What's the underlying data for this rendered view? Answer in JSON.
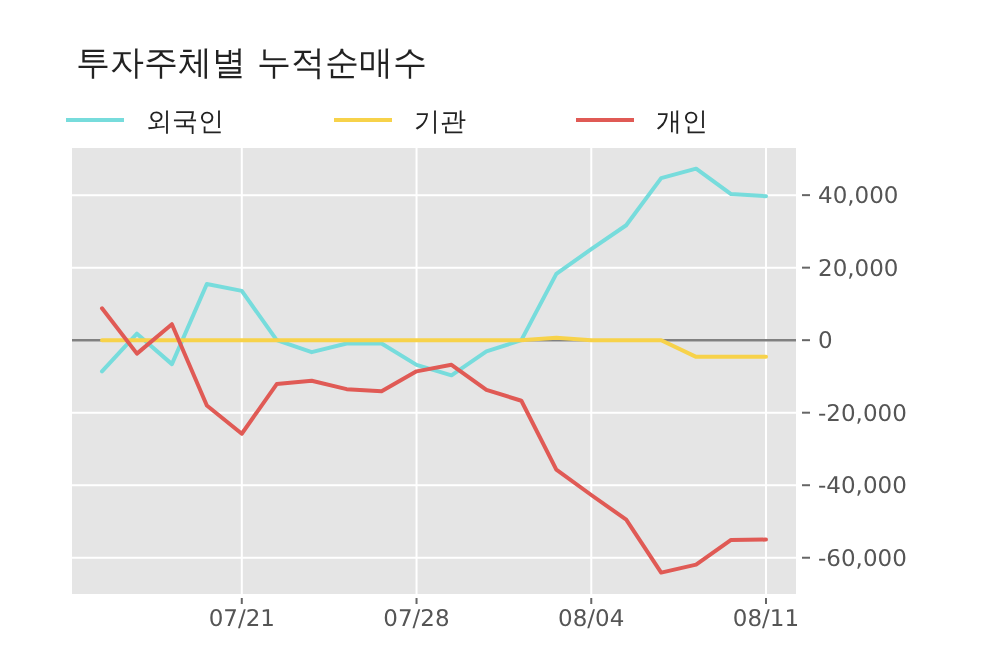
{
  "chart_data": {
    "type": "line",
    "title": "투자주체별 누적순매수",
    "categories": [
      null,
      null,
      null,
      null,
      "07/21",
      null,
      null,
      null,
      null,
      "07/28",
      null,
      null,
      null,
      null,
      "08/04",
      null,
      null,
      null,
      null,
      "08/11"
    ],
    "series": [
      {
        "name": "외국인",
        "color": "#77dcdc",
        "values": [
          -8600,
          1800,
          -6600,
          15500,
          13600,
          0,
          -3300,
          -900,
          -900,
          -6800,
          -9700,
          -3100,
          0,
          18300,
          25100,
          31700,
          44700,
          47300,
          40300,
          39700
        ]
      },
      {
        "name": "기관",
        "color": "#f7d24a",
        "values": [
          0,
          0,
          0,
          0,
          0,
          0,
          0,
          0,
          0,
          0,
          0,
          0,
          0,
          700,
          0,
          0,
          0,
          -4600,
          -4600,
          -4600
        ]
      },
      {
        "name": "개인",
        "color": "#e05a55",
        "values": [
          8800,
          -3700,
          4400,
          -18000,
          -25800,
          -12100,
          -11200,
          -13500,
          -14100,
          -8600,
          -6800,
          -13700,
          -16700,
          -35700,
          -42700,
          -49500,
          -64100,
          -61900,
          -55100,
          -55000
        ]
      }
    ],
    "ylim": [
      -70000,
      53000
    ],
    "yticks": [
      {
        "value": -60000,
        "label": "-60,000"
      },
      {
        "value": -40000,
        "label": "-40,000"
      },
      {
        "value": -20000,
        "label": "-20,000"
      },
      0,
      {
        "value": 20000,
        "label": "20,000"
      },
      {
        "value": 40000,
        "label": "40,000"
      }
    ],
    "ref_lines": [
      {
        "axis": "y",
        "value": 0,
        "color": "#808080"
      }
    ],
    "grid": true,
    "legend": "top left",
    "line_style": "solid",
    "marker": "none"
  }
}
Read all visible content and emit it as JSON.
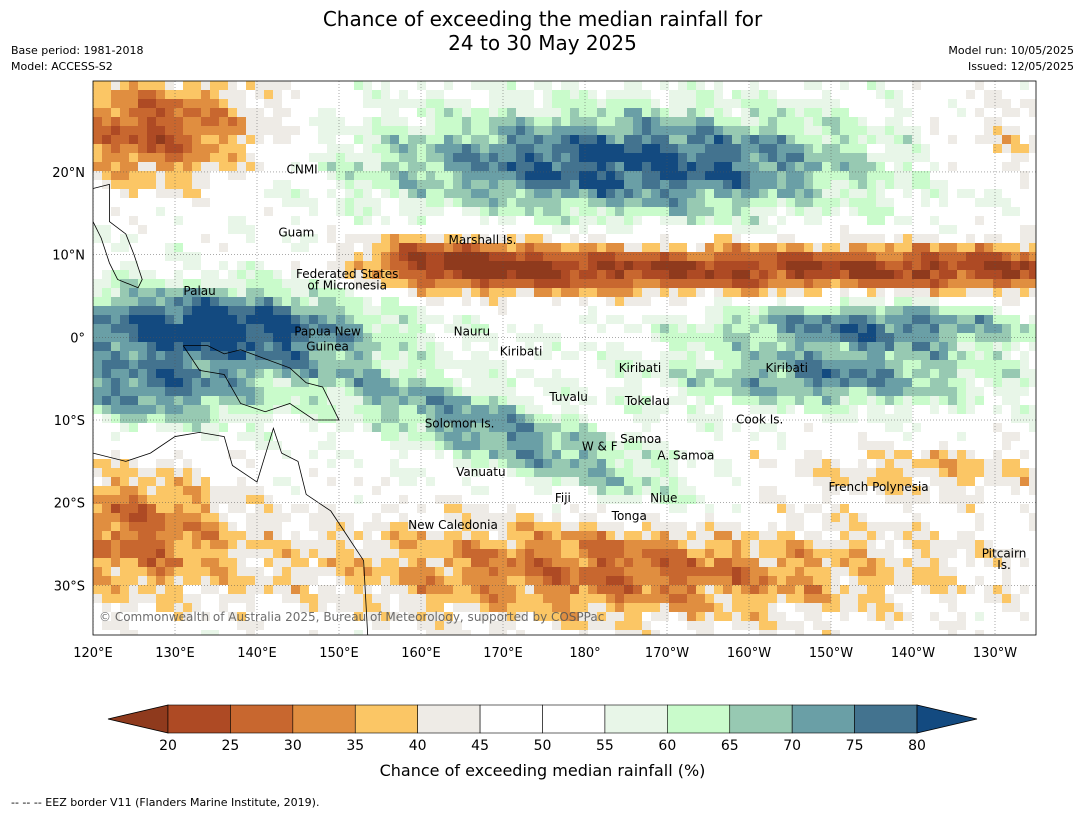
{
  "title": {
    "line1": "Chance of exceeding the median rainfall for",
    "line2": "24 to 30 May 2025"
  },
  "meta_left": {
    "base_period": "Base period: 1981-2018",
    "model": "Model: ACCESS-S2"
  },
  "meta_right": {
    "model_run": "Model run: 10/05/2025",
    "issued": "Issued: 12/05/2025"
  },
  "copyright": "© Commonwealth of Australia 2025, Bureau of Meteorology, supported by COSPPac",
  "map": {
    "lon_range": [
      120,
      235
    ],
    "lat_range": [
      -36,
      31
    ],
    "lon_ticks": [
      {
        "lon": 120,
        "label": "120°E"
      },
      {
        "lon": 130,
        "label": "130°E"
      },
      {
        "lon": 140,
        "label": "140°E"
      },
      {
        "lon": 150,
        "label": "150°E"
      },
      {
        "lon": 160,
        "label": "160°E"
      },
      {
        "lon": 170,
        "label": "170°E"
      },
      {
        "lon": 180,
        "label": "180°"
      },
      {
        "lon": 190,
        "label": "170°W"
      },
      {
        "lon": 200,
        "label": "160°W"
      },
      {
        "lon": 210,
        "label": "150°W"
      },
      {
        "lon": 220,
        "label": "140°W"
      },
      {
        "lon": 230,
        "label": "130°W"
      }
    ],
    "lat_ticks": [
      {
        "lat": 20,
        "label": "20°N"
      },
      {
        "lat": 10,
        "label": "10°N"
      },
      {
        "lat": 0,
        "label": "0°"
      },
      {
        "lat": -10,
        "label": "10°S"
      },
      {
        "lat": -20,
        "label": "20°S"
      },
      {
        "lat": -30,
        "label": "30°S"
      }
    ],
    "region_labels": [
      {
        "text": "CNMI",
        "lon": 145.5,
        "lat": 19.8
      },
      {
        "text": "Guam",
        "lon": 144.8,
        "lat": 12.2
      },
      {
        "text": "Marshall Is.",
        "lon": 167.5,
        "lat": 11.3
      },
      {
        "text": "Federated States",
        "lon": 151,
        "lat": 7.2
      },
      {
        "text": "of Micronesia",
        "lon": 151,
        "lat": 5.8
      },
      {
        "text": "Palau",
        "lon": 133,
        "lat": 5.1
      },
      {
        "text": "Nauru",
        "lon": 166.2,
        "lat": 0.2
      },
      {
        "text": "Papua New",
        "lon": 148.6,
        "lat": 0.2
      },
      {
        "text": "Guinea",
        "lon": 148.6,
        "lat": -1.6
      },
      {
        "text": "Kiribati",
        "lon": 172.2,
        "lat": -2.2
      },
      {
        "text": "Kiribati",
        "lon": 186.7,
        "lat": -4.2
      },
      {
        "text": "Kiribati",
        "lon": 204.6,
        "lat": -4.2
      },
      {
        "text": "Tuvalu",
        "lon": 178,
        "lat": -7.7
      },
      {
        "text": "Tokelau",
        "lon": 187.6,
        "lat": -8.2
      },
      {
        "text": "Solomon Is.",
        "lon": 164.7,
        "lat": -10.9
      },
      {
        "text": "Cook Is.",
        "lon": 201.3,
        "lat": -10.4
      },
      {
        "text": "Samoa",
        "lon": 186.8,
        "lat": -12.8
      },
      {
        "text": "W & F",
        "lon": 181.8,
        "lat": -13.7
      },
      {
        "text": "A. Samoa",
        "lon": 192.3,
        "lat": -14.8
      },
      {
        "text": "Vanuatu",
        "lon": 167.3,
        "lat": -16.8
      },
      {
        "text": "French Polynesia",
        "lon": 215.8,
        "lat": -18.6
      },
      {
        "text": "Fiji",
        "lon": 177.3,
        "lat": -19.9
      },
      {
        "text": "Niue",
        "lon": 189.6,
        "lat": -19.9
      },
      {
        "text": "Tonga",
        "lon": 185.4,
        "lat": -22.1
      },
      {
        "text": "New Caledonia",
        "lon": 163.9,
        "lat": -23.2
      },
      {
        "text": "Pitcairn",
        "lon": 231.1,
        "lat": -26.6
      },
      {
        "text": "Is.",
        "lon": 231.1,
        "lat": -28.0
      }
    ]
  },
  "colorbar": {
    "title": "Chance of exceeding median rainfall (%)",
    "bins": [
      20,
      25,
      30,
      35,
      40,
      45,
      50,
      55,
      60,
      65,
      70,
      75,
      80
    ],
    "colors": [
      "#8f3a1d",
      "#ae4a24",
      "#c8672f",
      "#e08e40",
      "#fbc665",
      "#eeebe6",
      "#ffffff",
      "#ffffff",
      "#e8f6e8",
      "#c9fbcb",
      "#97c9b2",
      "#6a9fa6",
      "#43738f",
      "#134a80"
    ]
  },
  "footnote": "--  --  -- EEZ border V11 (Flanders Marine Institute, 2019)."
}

+===+

What needs to be done:
Copy out each line of the records that holds the string "median".

Result of this exercise:
    "line1": "Chance of exceeding the median rainfall for",
    "title": "Chance of exceeding median rainfall (%)",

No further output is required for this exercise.